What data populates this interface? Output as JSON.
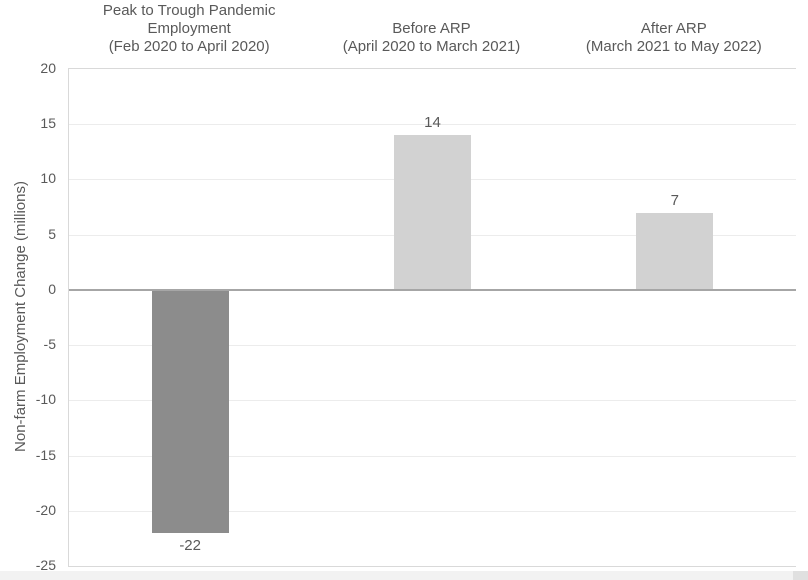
{
  "chart_data": {
    "type": "bar",
    "title": "",
    "categories": [
      {
        "lines": [
          "Peak to Trough Pandemic",
          "Employment",
          "(Feb 2020 to April 2020)"
        ]
      },
      {
        "lines": [
          "Before ARP",
          "(April 2020 to March 2021)"
        ]
      },
      {
        "lines": [
          "After ARP",
          "(March 2021 to May 2022)"
        ]
      }
    ],
    "values": [
      -22,
      14,
      7
    ],
    "value_labels": [
      "-22",
      "14",
      "7"
    ],
    "ylabel": "Non-farm Employment Change (millions)",
    "ylim": [
      -25,
      20
    ],
    "yticks": [
      20,
      15,
      10,
      5,
      0,
      -5,
      -10,
      -15,
      -20,
      -25
    ],
    "grid": true,
    "legend": false,
    "bar_colors": [
      "#8c8c8c",
      "#d2d2d2",
      "#d2d2d2"
    ],
    "colors": {
      "text": "#595959",
      "gridline": "#ececec",
      "zero_line": "#a6a6a6",
      "plot_border": "#d9d9d9",
      "scrollbar_track": "#f2f2f2",
      "scrollbar_corner": "#e0e0e0"
    }
  }
}
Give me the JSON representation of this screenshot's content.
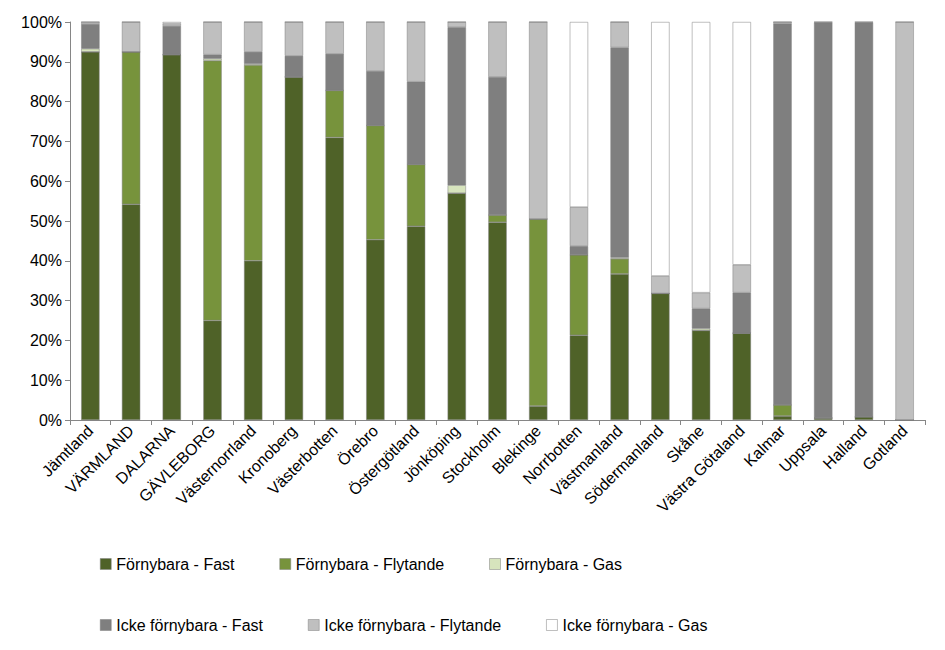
{
  "chart_data": {
    "type": "bar",
    "stacked": true,
    "grid": false,
    "legend": "bottom",
    "categories": [
      "Jämtland",
      "VÄRMLAND",
      "DALARNA",
      "GÄVLEBORG",
      "Västernorrland",
      "Kronoberg",
      "Västerbotten",
      "Örebro",
      "Östergötland",
      "Jönköping",
      "Stockholm",
      "Blekinge",
      "Norrbotten",
      "Västmanland",
      "Södermanland",
      "Skåne",
      "Västra Götaland",
      "Kalmar",
      "Uppsala",
      "Halland",
      "Gotland"
    ],
    "ylim": [
      0,
      100
    ],
    "yticks": [
      {
        "value": 0,
        "label": "0%"
      },
      {
        "value": 10,
        "label": "10%"
      },
      {
        "value": 20,
        "label": "20%"
      },
      {
        "value": 30,
        "label": "30%"
      },
      {
        "value": 40,
        "label": "40%"
      },
      {
        "value": 50,
        "label": "50%"
      },
      {
        "value": 60,
        "label": "60%"
      },
      {
        "value": 70,
        "label": "70%"
      },
      {
        "value": 80,
        "label": "80%"
      },
      {
        "value": 90,
        "label": "90%"
      },
      {
        "value": 100,
        "label": "100%"
      }
    ],
    "series": [
      {
        "name": "Förnybara - Fast",
        "color": "#4f6228",
        "values": [
          92.5,
          54.2,
          91.8,
          25,
          40,
          86.2,
          71,
          45.3,
          48.7,
          57,
          49.7,
          3.5,
          21.3,
          36.7,
          31.8,
          22.5,
          21.8,
          1,
          0.5,
          0.8,
          0
        ]
      },
      {
        "name": "Förnybara - Flytande",
        "color": "#77933c",
        "values": [
          0,
          38.3,
          0,
          65.3,
          49.2,
          0,
          11.8,
          28.7,
          15.5,
          0,
          1.8,
          47,
          20.2,
          3.8,
          0,
          0,
          0,
          2.8,
          0,
          0,
          0
        ]
      },
      {
        "name": "Förnybara - Gas",
        "color": "#d7e4bd",
        "values": [
          0.8,
          0,
          0,
          0.5,
          0.3,
          0,
          0,
          0,
          0,
          2,
          0,
          0,
          0,
          0.3,
          0,
          0.5,
          0,
          0,
          0,
          0,
          0
        ]
      },
      {
        "name": "Icke förnybara - Fast",
        "color": "#7f7f7f",
        "values": [
          6.2,
          0,
          7.2,
          1,
          3,
          5.3,
          9.2,
          13.7,
          20.8,
          39.7,
          34.7,
          0,
          2.2,
          52.8,
          0,
          5,
          10.2,
          95.8,
          99.3,
          99,
          0
        ]
      },
      {
        "name": "Icke förnybara - Flytande",
        "color": "#bfbfbf",
        "values": [
          0.5,
          7.5,
          0.6,
          8.2,
          7.5,
          8.5,
          8,
          12.3,
          15,
          1.3,
          13.8,
          49.5,
          9.8,
          6.4,
          4.4,
          4,
          7,
          0.4,
          0.2,
          0.2,
          100
        ]
      },
      {
        "name": "Icke förnybara - Gas",
        "color": "#ffffff",
        "values": [
          0,
          0,
          0.4,
          0,
          0,
          0,
          0,
          0,
          0,
          0,
          0,
          0,
          46.5,
          0,
          63.8,
          68,
          61,
          0,
          0,
          0,
          0
        ]
      }
    ]
  }
}
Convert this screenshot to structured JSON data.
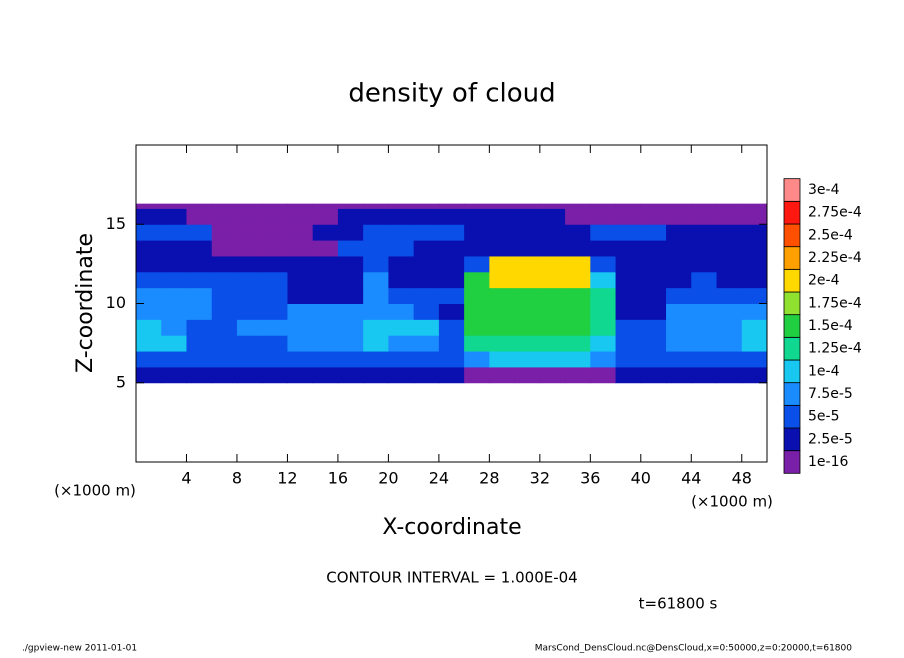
{
  "chart_data": {
    "type": "heatmap",
    "title": "density of cloud",
    "xlabel": "X-coordinate",
    "ylabel": "Z-coordinate",
    "x_unit": "(×1000 m)",
    "y_unit": "(×1000 m)",
    "annotation": "CONTOUR INTERVAL = 1.000E-04",
    "time_label": "t=61800 s",
    "footer_left": "./gpview-new  2011-01-01",
    "footer_right": "MarsCond_DensCloud.nc@DensCloud,x=0:50000,z=0:20000,t=61800",
    "xlim": [
      0,
      50
    ],
    "ylim": [
      0,
      20
    ],
    "xticks": [
      4,
      8,
      12,
      16,
      20,
      24,
      28,
      32,
      36,
      40,
      44,
      48
    ],
    "yticks": [
      5,
      10,
      15
    ],
    "xbins": [
      0,
      2,
      4,
      6,
      8,
      10,
      12,
      14,
      16,
      18,
      20,
      22,
      24,
      26,
      28,
      30,
      32,
      34,
      36,
      38,
      40,
      42,
      44,
      46,
      48,
      50
    ],
    "ybins": [
      5,
      6,
      7,
      8,
      9,
      10,
      11,
      12,
      13,
      14,
      15,
      16,
      16.3
    ],
    "values": [
      [
        3e-05,
        3e-05,
        3e-05,
        3e-05,
        3e-05,
        3e-05,
        3e-05,
        3e-05,
        3e-05,
        3e-05,
        3e-05,
        3e-05,
        3e-05,
        1e-05,
        1e-05,
        1e-05,
        1e-05,
        1e-05,
        1e-05,
        3e-05,
        3e-05,
        3e-05,
        3e-05,
        3e-05,
        3e-05
      ],
      [
        6e-05,
        6e-05,
        6e-05,
        6e-05,
        6e-05,
        6e-05,
        6e-05,
        6e-05,
        6e-05,
        6e-05,
        6e-05,
        6e-05,
        6e-05,
        8e-05,
        0.00012,
        0.00012,
        0.00012,
        0.00012,
        8e-05,
        6e-05,
        6e-05,
        6e-05,
        6e-05,
        6e-05,
        6e-05
      ],
      [
        0.00011,
        0.00011,
        6e-05,
        6e-05,
        6e-05,
        6e-05,
        8e-05,
        8e-05,
        8e-05,
        0.00011,
        8e-05,
        8e-05,
        6e-05,
        0.00014,
        0.00014,
        0.00014,
        0.00014,
        0.00014,
        0.00012,
        6e-05,
        6e-05,
        8e-05,
        8e-05,
        8e-05,
        0.000105
      ],
      [
        0.00011,
        8e-05,
        6e-05,
        6e-05,
        8e-05,
        8e-05,
        8e-05,
        8e-05,
        8e-05,
        0.00011,
        0.00011,
        0.00011,
        6e-05,
        0.00015,
        0.00015,
        0.00015,
        0.00015,
        0.00015,
        0.00013,
        6e-05,
        6e-05,
        8e-05,
        8e-05,
        8e-05,
        0.00011
      ],
      [
        8e-05,
        8e-05,
        8e-05,
        6e-05,
        6e-05,
        6e-05,
        8e-05,
        8e-05,
        8e-05,
        8e-05,
        8e-05,
        6e-05,
        3e-05,
        0.00015,
        0.00016,
        0.00016,
        0.00016,
        0.00016,
        0.00014,
        3e-05,
        3e-05,
        8e-05,
        8e-05,
        8e-05,
        8e-05
      ],
      [
        8e-05,
        8e-05,
        8e-05,
        6e-05,
        6e-05,
        6e-05,
        3e-05,
        3e-05,
        3e-05,
        8e-05,
        6e-05,
        6e-05,
        6e-05,
        0.00015,
        0.00017,
        0.00017,
        0.00017,
        0.00017,
        0.00013,
        3e-05,
        3e-05,
        6e-05,
        6e-05,
        6e-05,
        6e-05
      ],
      [
        6e-05,
        6e-05,
        6e-05,
        6e-05,
        6e-05,
        6e-05,
        3e-05,
        3e-05,
        3e-05,
        8e-05,
        3e-05,
        3e-05,
        3e-05,
        0.00015,
        0.00021,
        0.00021,
        0.00021,
        0.00021,
        0.00012,
        3e-05,
        3e-05,
        3e-05,
        6e-05,
        3e-05,
        3e-05
      ],
      [
        3e-05,
        3e-05,
        3e-05,
        3e-05,
        3e-05,
        3e-05,
        3e-05,
        3e-05,
        3e-05,
        6e-05,
        3e-05,
        3e-05,
        3e-05,
        6e-05,
        0.0002,
        0.0002,
        0.0002,
        0.0002,
        6e-05,
        3e-05,
        3e-05,
        3e-05,
        3e-05,
        3e-05,
        3e-05
      ],
      [
        3e-05,
        3e-05,
        3e-05,
        1e-05,
        1e-05,
        1e-05,
        1e-05,
        1e-05,
        6e-05,
        6e-05,
        6e-05,
        3e-05,
        3e-05,
        3e-05,
        3e-05,
        3e-05,
        3e-05,
        3e-05,
        3e-05,
        3e-05,
        3e-05,
        3e-05,
        3e-05,
        3e-05,
        3e-05
      ],
      [
        6e-05,
        6e-05,
        6e-05,
        1e-05,
        1e-05,
        1e-05,
        1e-05,
        3e-05,
        3e-05,
        6e-05,
        6e-05,
        6e-05,
        6e-05,
        3e-05,
        3e-05,
        3e-05,
        3e-05,
        3e-05,
        6e-05,
        6e-05,
        6e-05,
        3e-05,
        3e-05,
        3e-05,
        3e-05
      ],
      [
        3e-05,
        3e-05,
        1e-05,
        1e-05,
        1e-05,
        1e-05,
        1e-05,
        1e-05,
        3e-05,
        3e-05,
        3e-05,
        3e-05,
        3e-05,
        3e-05,
        3e-05,
        3e-05,
        3e-05,
        1e-05,
        1e-05,
        1e-05,
        1e-05,
        1e-05,
        1e-05,
        1e-05,
        1e-05
      ],
      [
        1e-05,
        1e-05,
        1e-05,
        1e-05,
        1e-05,
        1e-05,
        1e-05,
        1e-05,
        1e-05,
        1e-05,
        1e-05,
        1e-05,
        1e-05,
        1e-05,
        1e-05,
        1e-05,
        1e-05,
        1e-05,
        1e-05,
        1e-05,
        1e-05,
        1e-05,
        1e-05,
        1e-05,
        1e-05
      ]
    ],
    "levels": [
      {
        "value": 1e-16,
        "label": "1e-16"
      },
      {
        "value": 2.5e-05,
        "label": "2.5e-5"
      },
      {
        "value": 5e-05,
        "label": "5e-5"
      },
      {
        "value": 7.5e-05,
        "label": "7.5e-5"
      },
      {
        "value": 0.0001,
        "label": "1e-4"
      },
      {
        "value": 0.000125,
        "label": "1.25e-4"
      },
      {
        "value": 0.00015,
        "label": "1.5e-4"
      },
      {
        "value": 0.000175,
        "label": "1.75e-4"
      },
      {
        "value": 0.0002,
        "label": "2e-4"
      },
      {
        "value": 0.000225,
        "label": "2.25e-4"
      },
      {
        "value": 0.00025,
        "label": "2.5e-4"
      },
      {
        "value": 0.000275,
        "label": "2.75e-4"
      },
      {
        "value": 0.0003,
        "label": "3e-4"
      }
    ],
    "colors": [
      "#7a1fa8",
      "#0a10b0",
      "#0a50e8",
      "#1a8cff",
      "#18c8f0",
      "#10d890",
      "#20d040",
      "#90e030",
      "#ffd800",
      "#ffa000",
      "#ff5000",
      "#ff1810",
      "#ff8888"
    ]
  }
}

--

[WHAT THE TASK ASKS]
Copy each line that holds the word "ylabel".

[RESULT BELOW]
    "ylabel": "Non-farm Employment Change (millions)",
    "ylabel": "Z-coordinate",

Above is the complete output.